**YOUR TASK**
In the material below, rewrite only the lines from the one with "Patent image size: (994, 916)." up to and including the one with "The network 34 is at (497, 483).", putting "digital transaction" in place of "electronic transaction" and keeping everything else the same.

**DATASET**

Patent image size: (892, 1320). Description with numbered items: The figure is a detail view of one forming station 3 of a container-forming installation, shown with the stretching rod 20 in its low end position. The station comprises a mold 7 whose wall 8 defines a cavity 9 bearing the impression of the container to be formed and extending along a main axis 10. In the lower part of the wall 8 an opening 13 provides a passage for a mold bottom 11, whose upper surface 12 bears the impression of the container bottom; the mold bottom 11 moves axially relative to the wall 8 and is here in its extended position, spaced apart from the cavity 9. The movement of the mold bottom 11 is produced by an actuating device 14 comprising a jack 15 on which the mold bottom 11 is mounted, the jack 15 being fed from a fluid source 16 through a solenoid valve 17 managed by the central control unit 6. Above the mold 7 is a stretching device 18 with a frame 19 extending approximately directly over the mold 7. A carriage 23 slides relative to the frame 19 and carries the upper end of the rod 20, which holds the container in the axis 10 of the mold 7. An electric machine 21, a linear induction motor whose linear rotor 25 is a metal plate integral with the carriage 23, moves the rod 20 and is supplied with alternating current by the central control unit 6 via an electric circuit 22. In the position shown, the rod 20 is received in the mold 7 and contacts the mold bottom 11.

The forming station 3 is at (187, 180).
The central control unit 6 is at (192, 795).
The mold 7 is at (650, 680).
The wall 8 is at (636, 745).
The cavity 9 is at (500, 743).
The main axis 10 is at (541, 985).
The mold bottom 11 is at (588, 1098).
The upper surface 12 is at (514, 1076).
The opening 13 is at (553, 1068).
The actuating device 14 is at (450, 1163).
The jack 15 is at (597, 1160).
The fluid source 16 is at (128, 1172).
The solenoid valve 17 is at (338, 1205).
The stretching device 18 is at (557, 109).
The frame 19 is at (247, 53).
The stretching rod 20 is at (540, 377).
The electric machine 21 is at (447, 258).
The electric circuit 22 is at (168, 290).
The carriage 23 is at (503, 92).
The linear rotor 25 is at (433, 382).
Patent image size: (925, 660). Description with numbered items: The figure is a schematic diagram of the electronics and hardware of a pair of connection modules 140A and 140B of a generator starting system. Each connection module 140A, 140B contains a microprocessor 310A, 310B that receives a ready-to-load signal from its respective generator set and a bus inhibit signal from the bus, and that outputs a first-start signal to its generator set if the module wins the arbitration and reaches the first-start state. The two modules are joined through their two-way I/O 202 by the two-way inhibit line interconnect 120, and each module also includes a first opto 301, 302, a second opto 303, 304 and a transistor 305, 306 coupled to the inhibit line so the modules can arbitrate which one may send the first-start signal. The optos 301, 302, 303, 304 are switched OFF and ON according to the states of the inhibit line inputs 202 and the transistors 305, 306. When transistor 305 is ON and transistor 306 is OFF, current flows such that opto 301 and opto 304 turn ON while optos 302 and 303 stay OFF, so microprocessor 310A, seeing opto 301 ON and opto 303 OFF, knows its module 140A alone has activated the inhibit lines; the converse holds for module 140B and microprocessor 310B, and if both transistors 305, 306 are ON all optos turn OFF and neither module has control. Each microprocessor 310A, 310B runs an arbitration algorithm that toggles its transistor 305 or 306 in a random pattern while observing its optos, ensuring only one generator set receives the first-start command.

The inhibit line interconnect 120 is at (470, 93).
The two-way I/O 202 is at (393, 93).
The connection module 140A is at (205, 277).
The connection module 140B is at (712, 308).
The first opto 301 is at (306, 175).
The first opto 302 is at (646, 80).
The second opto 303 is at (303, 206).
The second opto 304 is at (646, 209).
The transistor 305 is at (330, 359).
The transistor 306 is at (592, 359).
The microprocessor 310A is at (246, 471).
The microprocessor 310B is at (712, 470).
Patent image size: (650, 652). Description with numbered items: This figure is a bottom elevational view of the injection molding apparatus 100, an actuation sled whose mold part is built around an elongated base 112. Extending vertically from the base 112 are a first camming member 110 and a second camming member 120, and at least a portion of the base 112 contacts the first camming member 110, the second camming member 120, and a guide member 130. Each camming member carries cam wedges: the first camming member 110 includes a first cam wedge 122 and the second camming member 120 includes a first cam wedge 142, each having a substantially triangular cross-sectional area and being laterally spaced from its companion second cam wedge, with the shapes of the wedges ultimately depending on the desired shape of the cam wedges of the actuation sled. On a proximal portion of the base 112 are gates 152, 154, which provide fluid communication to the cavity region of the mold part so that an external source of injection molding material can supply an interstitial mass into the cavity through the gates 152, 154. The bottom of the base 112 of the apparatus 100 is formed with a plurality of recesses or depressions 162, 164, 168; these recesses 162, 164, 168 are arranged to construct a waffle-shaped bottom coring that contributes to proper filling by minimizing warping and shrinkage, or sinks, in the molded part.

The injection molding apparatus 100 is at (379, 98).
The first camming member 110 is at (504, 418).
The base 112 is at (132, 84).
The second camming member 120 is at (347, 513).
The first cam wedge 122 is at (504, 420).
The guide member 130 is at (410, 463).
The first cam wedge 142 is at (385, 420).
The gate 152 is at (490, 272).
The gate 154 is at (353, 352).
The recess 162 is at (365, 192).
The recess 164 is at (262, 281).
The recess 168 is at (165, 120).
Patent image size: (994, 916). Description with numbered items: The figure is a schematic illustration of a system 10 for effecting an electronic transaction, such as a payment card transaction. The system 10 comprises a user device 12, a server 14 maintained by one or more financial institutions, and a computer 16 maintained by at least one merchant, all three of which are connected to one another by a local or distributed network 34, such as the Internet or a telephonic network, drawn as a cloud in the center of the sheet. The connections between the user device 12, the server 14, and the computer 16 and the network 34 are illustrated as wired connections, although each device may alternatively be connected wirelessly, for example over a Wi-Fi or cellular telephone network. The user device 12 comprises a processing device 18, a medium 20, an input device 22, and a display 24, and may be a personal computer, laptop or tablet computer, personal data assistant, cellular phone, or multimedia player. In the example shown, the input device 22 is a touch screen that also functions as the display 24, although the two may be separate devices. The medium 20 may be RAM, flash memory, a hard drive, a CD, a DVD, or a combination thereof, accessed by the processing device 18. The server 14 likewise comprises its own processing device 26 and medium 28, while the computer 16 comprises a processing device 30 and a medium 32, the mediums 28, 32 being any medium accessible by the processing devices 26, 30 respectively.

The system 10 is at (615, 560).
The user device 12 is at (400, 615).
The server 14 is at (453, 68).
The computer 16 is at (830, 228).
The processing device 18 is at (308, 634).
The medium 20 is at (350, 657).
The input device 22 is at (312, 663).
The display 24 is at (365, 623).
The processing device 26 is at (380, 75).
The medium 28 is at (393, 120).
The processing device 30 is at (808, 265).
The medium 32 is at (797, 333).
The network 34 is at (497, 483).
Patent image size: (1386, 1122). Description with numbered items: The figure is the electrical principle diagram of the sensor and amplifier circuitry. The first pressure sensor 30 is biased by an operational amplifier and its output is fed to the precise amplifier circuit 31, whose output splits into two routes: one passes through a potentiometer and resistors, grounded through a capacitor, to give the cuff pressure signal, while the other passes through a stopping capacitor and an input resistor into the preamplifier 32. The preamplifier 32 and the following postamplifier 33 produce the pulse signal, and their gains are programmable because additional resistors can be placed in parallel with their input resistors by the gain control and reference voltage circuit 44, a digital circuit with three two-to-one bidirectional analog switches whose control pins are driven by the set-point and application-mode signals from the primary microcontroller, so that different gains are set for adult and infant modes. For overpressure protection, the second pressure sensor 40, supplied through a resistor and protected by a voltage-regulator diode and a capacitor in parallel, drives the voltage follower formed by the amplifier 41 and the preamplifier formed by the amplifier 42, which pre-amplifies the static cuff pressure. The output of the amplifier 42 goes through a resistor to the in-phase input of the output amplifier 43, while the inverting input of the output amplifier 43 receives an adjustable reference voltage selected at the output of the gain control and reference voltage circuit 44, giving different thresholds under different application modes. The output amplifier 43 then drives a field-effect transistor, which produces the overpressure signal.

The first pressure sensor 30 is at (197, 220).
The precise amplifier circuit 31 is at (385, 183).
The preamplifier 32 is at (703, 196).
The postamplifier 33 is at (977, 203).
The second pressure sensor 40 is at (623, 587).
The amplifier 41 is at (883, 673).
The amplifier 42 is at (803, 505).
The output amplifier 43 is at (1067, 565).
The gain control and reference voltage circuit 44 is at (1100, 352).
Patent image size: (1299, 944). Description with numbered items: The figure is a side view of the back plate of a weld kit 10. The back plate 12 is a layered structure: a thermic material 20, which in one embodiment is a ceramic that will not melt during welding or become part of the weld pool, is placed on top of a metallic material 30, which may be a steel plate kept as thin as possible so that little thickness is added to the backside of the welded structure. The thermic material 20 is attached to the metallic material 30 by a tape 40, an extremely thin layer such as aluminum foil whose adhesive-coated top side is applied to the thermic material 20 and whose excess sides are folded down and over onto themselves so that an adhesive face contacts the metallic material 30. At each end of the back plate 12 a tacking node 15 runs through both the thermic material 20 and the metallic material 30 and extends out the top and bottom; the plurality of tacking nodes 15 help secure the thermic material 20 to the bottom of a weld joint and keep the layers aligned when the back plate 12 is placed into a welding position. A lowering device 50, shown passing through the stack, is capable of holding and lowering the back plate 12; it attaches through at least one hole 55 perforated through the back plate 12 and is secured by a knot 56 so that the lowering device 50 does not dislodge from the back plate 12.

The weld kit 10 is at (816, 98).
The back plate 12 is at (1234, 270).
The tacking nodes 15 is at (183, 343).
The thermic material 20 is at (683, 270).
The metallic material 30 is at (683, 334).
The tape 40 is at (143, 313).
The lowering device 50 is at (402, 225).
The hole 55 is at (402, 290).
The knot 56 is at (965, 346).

**SOLUTION TO THE PROBLEM**
Patent image size: (994, 916). Description with numbered items: The figure is a schematic illustration of a system 10 for effecting an digital transaction, such as a payment card transaction. The system 10 comprises a user device 12, a server 14 maintained by one or more financial institutions, and a computer 16 maintained by at least one merchant, all three of which are connected to one another by a local or distributed network 34, such as the Internet or a telephonic network, drawn as a cloud in the center of the sheet. The connections between the user device 12, the server 14, and the computer 16 and the network 34 are illustrated as wired connections, although each device may alternatively be connected wirelessly, for example over a Wi-Fi or cellular telephone network. The user device 12 comprises a processing device 18, a medium 20, an input device 22, and a display 24, and may be a personal computer, laptop or tablet computer, personal data assistant, cellular phone, or multimedia player. In the example shown, the input device 22 is a touch screen that also functions as the display 24, although the two may be separate devices. The medium 20 may be RAM, flash memory, a hard drive, a CD, a DVD, or a combination thereof, accessed by the processing device 18. The server 14 likewise comprises its own processing device 26 and medium 28, while the computer 16 comprises a processing device 30 and a medium 32, the mediums 28, 32 being any medium accessible by the processing devices 26, 30 respectively.

The system 10 is at (615, 560).
The user device 12 is at (400, 615).
The server 14 is at (453, 68).
The computer 16 is at (830, 228).
The processing device 18 is at (308, 634).
The medium 20 is at (350, 657).
The input device 22 is at (312, 663).
The display 24 is at (365, 623).
The processing device 26 is at (380, 75).
The medium 28 is at (393, 120).
The processing device 30 is at (808, 265).
The medium 32 is at (797, 333).
The network 34 is at (497, 483).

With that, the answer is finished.